[Layout dataset rows]
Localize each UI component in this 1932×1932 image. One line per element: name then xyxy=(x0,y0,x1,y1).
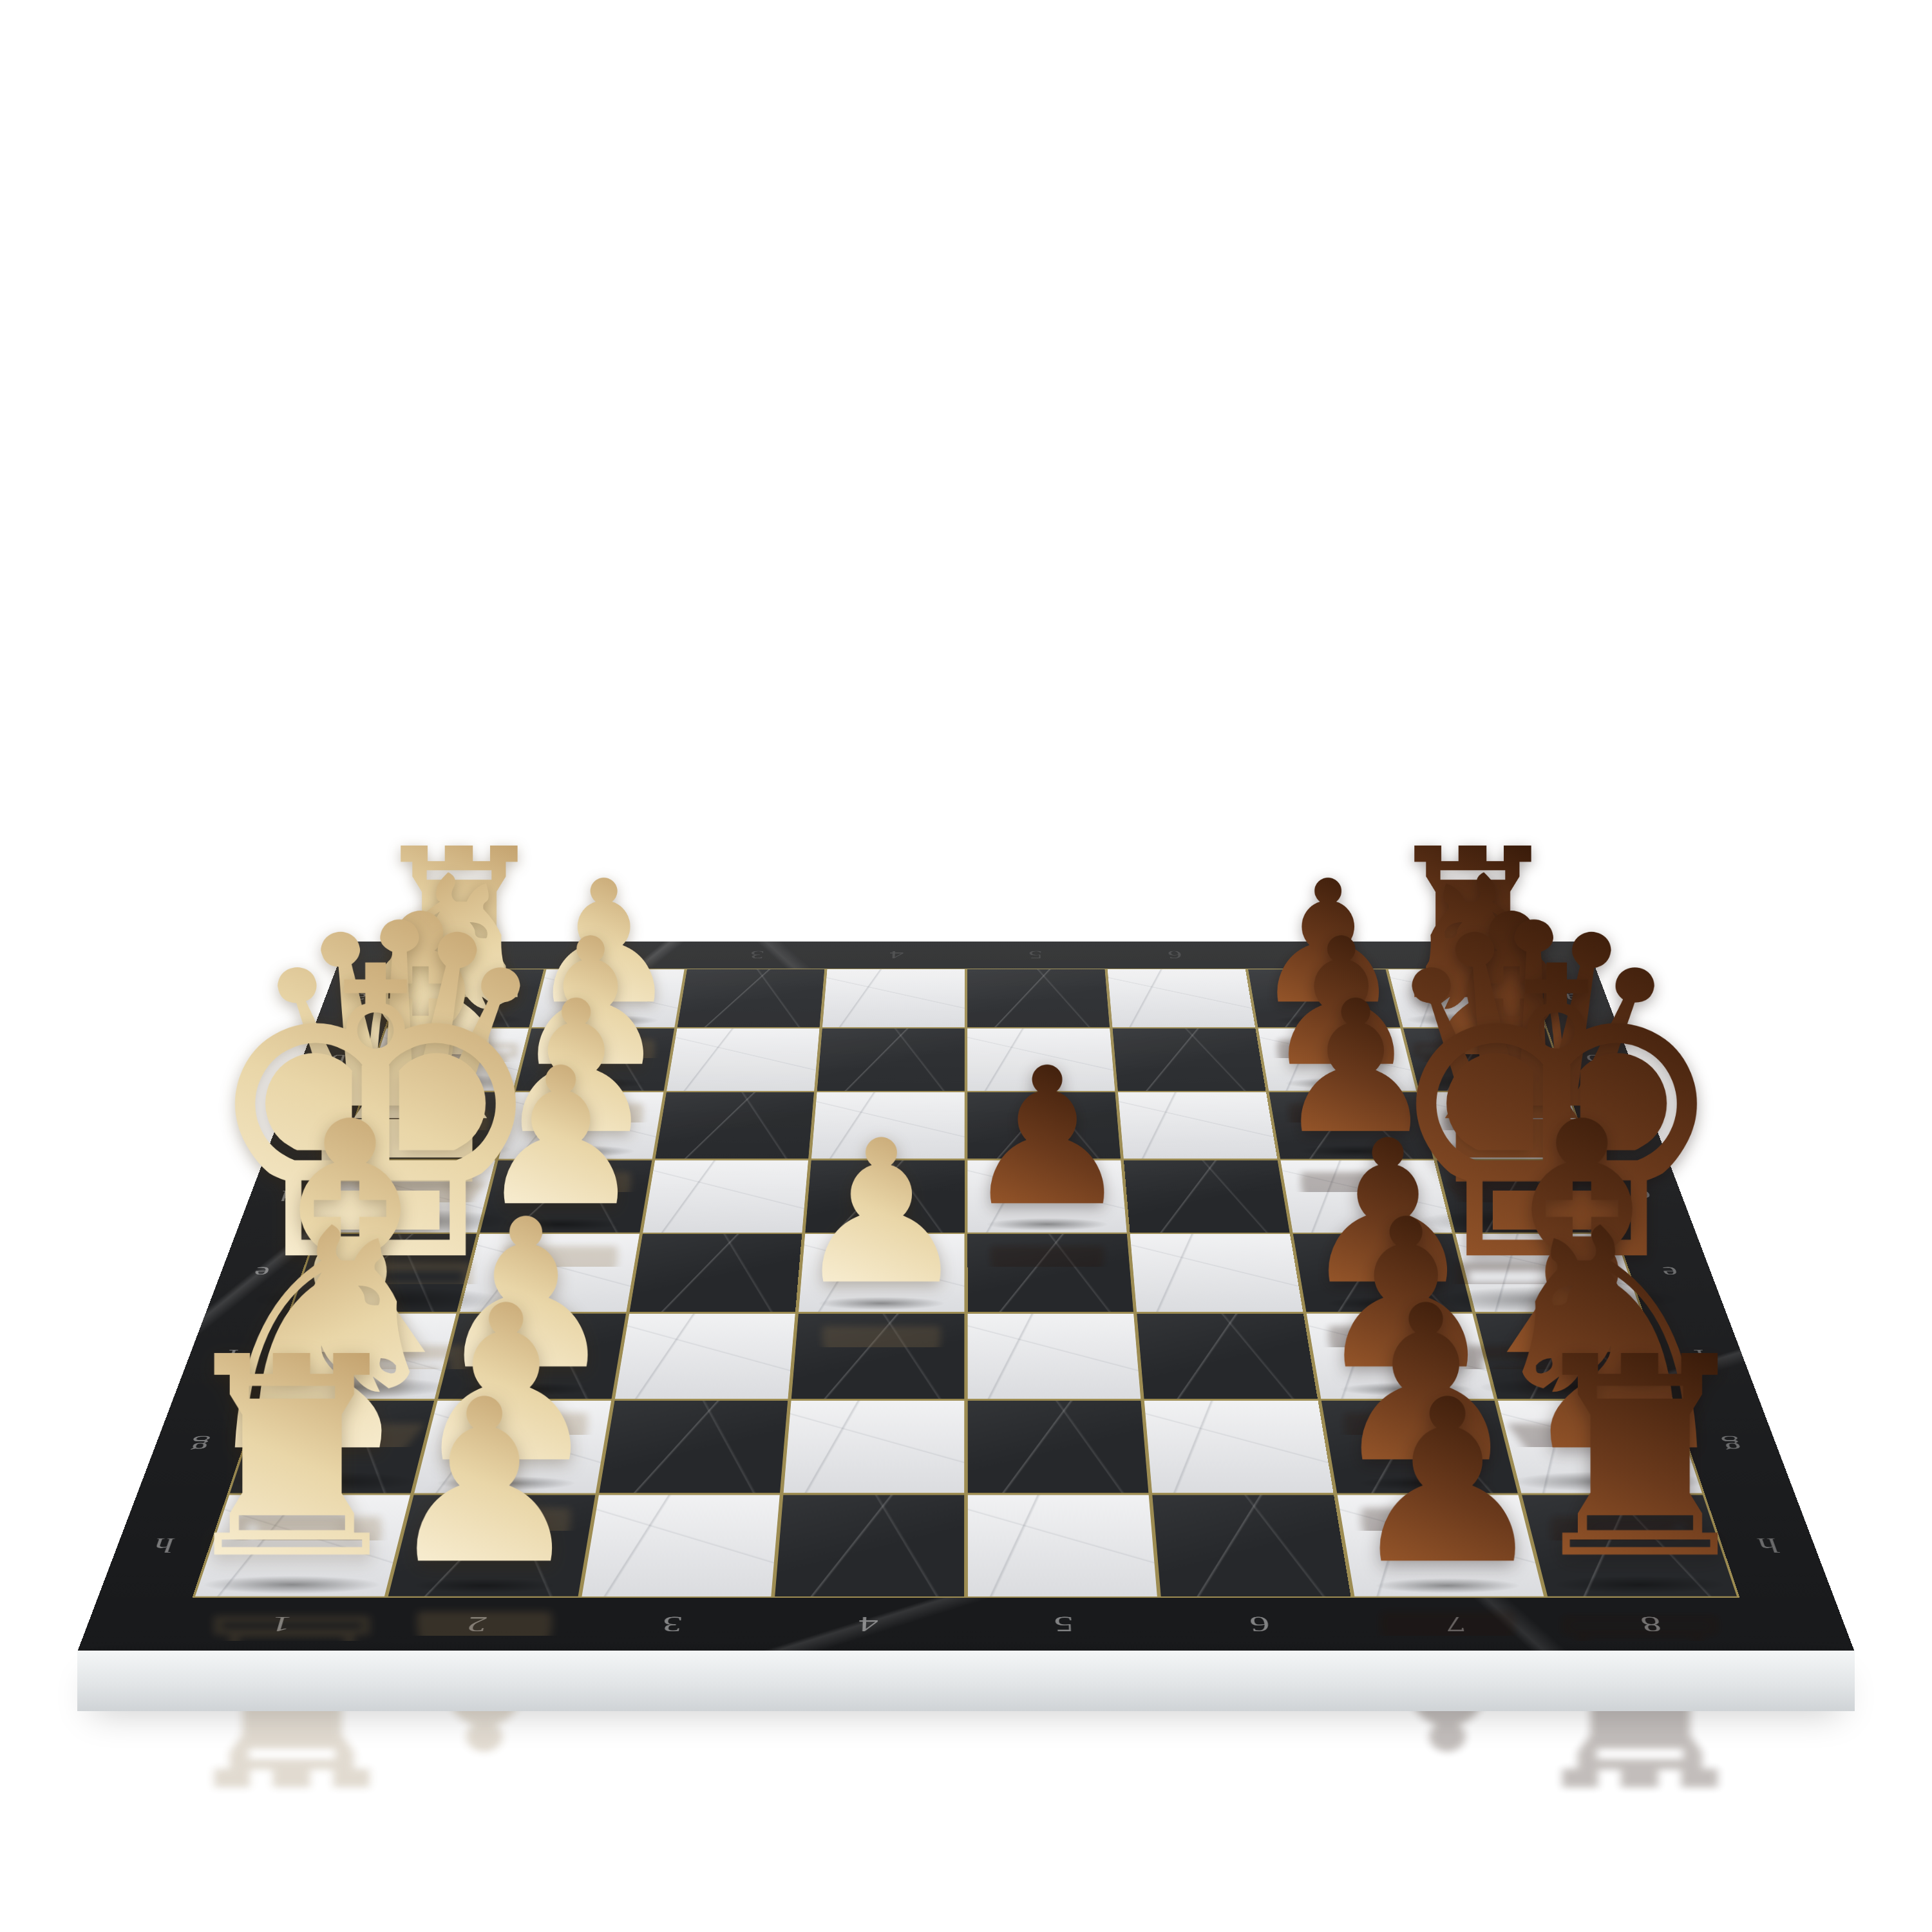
white-pawn-glyph: ♟ xyxy=(383,1376,585,1590)
square-e3[interactable] xyxy=(629,1234,802,1312)
coord-label-far-5: 5 xyxy=(966,942,1106,969)
square-f5[interactable] xyxy=(968,1314,1141,1399)
coord-label-near-2: 2 xyxy=(372,1598,580,1652)
white-rook-glyph: ♜ xyxy=(168,1328,415,1590)
coord-label-near-4: 4 xyxy=(768,1598,967,1652)
square-h4[interactable] xyxy=(775,1495,964,1596)
black-rook-glyph: ♜ xyxy=(1517,1328,1764,1590)
square-c6[interactable] xyxy=(1118,1092,1277,1159)
coord-label-far-4: 4 xyxy=(826,942,966,969)
piece-black-pawn-d5[interactable]: ♟ xyxy=(962,1048,1132,1228)
square-b3[interactable] xyxy=(667,1028,819,1090)
square-a4[interactable] xyxy=(822,969,965,1027)
square-g3[interactable] xyxy=(599,1401,788,1493)
square-b4[interactable] xyxy=(817,1028,965,1090)
square-d3[interactable] xyxy=(643,1160,808,1233)
board-side-edge xyxy=(77,1651,1855,1711)
square-h2[interactable]: ♟ xyxy=(388,1495,595,1596)
board-grid: ♜♟♟♜♞♟♟♞♝♟♟♝♛♟♟♛♚♟♟♚♝♟♟♝♞♟♟♞♜♟♟♜ xyxy=(192,969,1739,1598)
white-pawn-glyph: ♟ xyxy=(793,1119,970,1307)
square-a5[interactable] xyxy=(967,969,1110,1027)
square-g5[interactable] xyxy=(968,1401,1149,1493)
square-h5[interactable] xyxy=(968,1495,1157,1596)
square-c3[interactable] xyxy=(655,1092,814,1159)
coord-label-near-7: 7 xyxy=(1353,1598,1560,1652)
board-perspective-wrapper: 12345678 12345678 abcdefgh abcdefgh ♜♟♟♜… xyxy=(77,942,1855,1652)
square-h8[interactable]: ♜ xyxy=(1522,1495,1737,1596)
coord-label-near-1: 1 xyxy=(174,1598,386,1652)
square-h1[interactable]: ♜ xyxy=(195,1495,410,1596)
square-b6[interactable] xyxy=(1113,1028,1265,1090)
square-e6[interactable] xyxy=(1130,1234,1303,1312)
square-h7[interactable]: ♟ xyxy=(1337,1495,1544,1596)
square-h3[interactable] xyxy=(582,1495,780,1596)
coord-label-near-5: 5 xyxy=(966,1598,1164,1652)
piece-white-pawn-h2[interactable]: ♟ xyxy=(383,1376,585,1590)
square-g4[interactable] xyxy=(783,1401,964,1493)
piece-black-rook-h8[interactable]: ♜ xyxy=(1517,1328,1764,1590)
square-f6[interactable] xyxy=(1137,1314,1318,1399)
black-pawn-glyph: ♟ xyxy=(962,1048,1132,1228)
square-e4[interactable]: ♟ xyxy=(799,1234,965,1312)
square-f4[interactable] xyxy=(791,1314,965,1399)
coord-label-near-3: 3 xyxy=(570,1598,773,1652)
coord-label-near-6: 6 xyxy=(1159,1598,1362,1652)
square-g6[interactable] xyxy=(1144,1401,1333,1493)
square-f3[interactable] xyxy=(615,1314,795,1399)
square-d6[interactable] xyxy=(1124,1160,1289,1233)
square-e5[interactable] xyxy=(967,1234,1133,1312)
photo-scene: 12345678 12345678 abcdefgh abcdefgh ♜♟♟♜… xyxy=(0,0,1932,1932)
square-a6[interactable] xyxy=(1108,969,1255,1027)
square-d5[interactable]: ♟ xyxy=(967,1160,1126,1233)
rank-labels-near: 12345678 xyxy=(174,1598,1758,1652)
piece-white-pawn-e4[interactable]: ♟ xyxy=(793,1119,970,1307)
square-h6[interactable] xyxy=(1152,1495,1350,1596)
piece-white-rook-h1[interactable]: ♜ xyxy=(168,1328,415,1590)
chess-board: 12345678 12345678 abcdefgh abcdefgh ♜♟♟♜… xyxy=(77,942,1855,1652)
coord-label-near-8: 8 xyxy=(1546,1598,1758,1652)
square-a3[interactable] xyxy=(677,969,824,1027)
coord-label-far-6: 6 xyxy=(1104,942,1246,969)
coord-label-far-3: 3 xyxy=(685,942,828,969)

**PROBLEM TO SOLVE**
Copy every line of the rows above verbatim, omitting the picture.

**EXPECTED OUTPUT**
Localize each UI component in this 1932×1932 image. One line per element: name then xyxy=(x0,y0,x1,y1).
white-pawn-glyph: ♟ xyxy=(383,1376,585,1590)
square-e3[interactable] xyxy=(629,1234,802,1312)
coord-label-far-5: 5 xyxy=(966,942,1106,969)
square-f5[interactable] xyxy=(968,1314,1141,1399)
coord-label-near-2: 2 xyxy=(372,1598,580,1652)
white-rook-glyph: ♜ xyxy=(168,1328,415,1590)
coord-label-near-4: 4 xyxy=(768,1598,967,1652)
square-h4[interactable] xyxy=(775,1495,964,1596)
black-rook-glyph: ♜ xyxy=(1517,1328,1764,1590)
square-c6[interactable] xyxy=(1118,1092,1277,1159)
coord-label-far-4: 4 xyxy=(826,942,966,969)
piece-black-pawn-d5[interactable]: ♟ xyxy=(962,1048,1132,1228)
square-b3[interactable] xyxy=(667,1028,819,1090)
square-a4[interactable] xyxy=(822,969,965,1027)
square-g3[interactable] xyxy=(599,1401,788,1493)
square-b4[interactable] xyxy=(817,1028,965,1090)
square-d3[interactable] xyxy=(643,1160,808,1233)
board-side-edge xyxy=(77,1651,1855,1711)
square-h2[interactable]: ♟ xyxy=(388,1495,595,1596)
board-grid: ♜♟♟♜♞♟♟♞♝♟♟♝♛♟♟♛♚♟♟♚♝♟♟♝♞♟♟♞♜♟♟♜ xyxy=(192,969,1739,1598)
white-pawn-glyph: ♟ xyxy=(793,1119,970,1307)
square-a5[interactable] xyxy=(967,969,1110,1027)
square-g5[interactable] xyxy=(968,1401,1149,1493)
square-h5[interactable] xyxy=(968,1495,1157,1596)
square-c3[interactable] xyxy=(655,1092,814,1159)
coord-label-near-7: 7 xyxy=(1353,1598,1560,1652)
board-perspective-wrapper: 12345678 12345678 abcdefgh abcdefgh ♜♟♟♜… xyxy=(77,942,1855,1652)
square-h8[interactable]: ♜ xyxy=(1522,1495,1737,1596)
coord-label-near-1: 1 xyxy=(174,1598,386,1652)
square-h1[interactable]: ♜ xyxy=(195,1495,410,1596)
square-b6[interactable] xyxy=(1113,1028,1265,1090)
square-e6[interactable] xyxy=(1130,1234,1303,1312)
square-h7[interactable]: ♟ xyxy=(1337,1495,1544,1596)
square-h3[interactable] xyxy=(582,1495,780,1596)
coord-label-near-5: 5 xyxy=(966,1598,1164,1652)
piece-white-pawn-h2[interactable]: ♟ xyxy=(383,1376,585,1590)
square-g4[interactable] xyxy=(783,1401,964,1493)
piece-black-rook-h8[interactable]: ♜ xyxy=(1517,1328,1764,1590)
square-f6[interactable] xyxy=(1137,1314,1318,1399)
black-pawn-glyph: ♟ xyxy=(962,1048,1132,1228)
square-e4[interactable]: ♟ xyxy=(799,1234,965,1312)
square-f4[interactable] xyxy=(791,1314,965,1399)
coord-label-near-3: 3 xyxy=(570,1598,773,1652)
coord-label-near-6: 6 xyxy=(1159,1598,1362,1652)
square-g6[interactable] xyxy=(1144,1401,1333,1493)
square-f3[interactable] xyxy=(615,1314,795,1399)
square-d6[interactable] xyxy=(1124,1160,1289,1233)
square-e5[interactable] xyxy=(967,1234,1133,1312)
photo-scene: 12345678 12345678 abcdefgh abcdefgh ♜♟♟♜… xyxy=(0,0,1932,1932)
square-a6[interactable] xyxy=(1108,969,1255,1027)
square-d5[interactable]: ♟ xyxy=(967,1160,1126,1233)
rank-labels-near: 12345678 xyxy=(174,1598,1758,1652)
piece-white-pawn-e4[interactable]: ♟ xyxy=(793,1119,970,1307)
square-h6[interactable] xyxy=(1152,1495,1350,1596)
piece-white-rook-h1[interactable]: ♜ xyxy=(168,1328,415,1590)
chess-board: 12345678 12345678 abcdefgh abcdefgh ♜♟♟♜… xyxy=(77,942,1855,1652)
coord-label-near-8: 8 xyxy=(1546,1598,1758,1652)
square-a3[interactable] xyxy=(677,969,824,1027)
coord-label-far-6: 6 xyxy=(1104,942,1246,969)
coord-label-far-3: 3 xyxy=(685,942,828,969)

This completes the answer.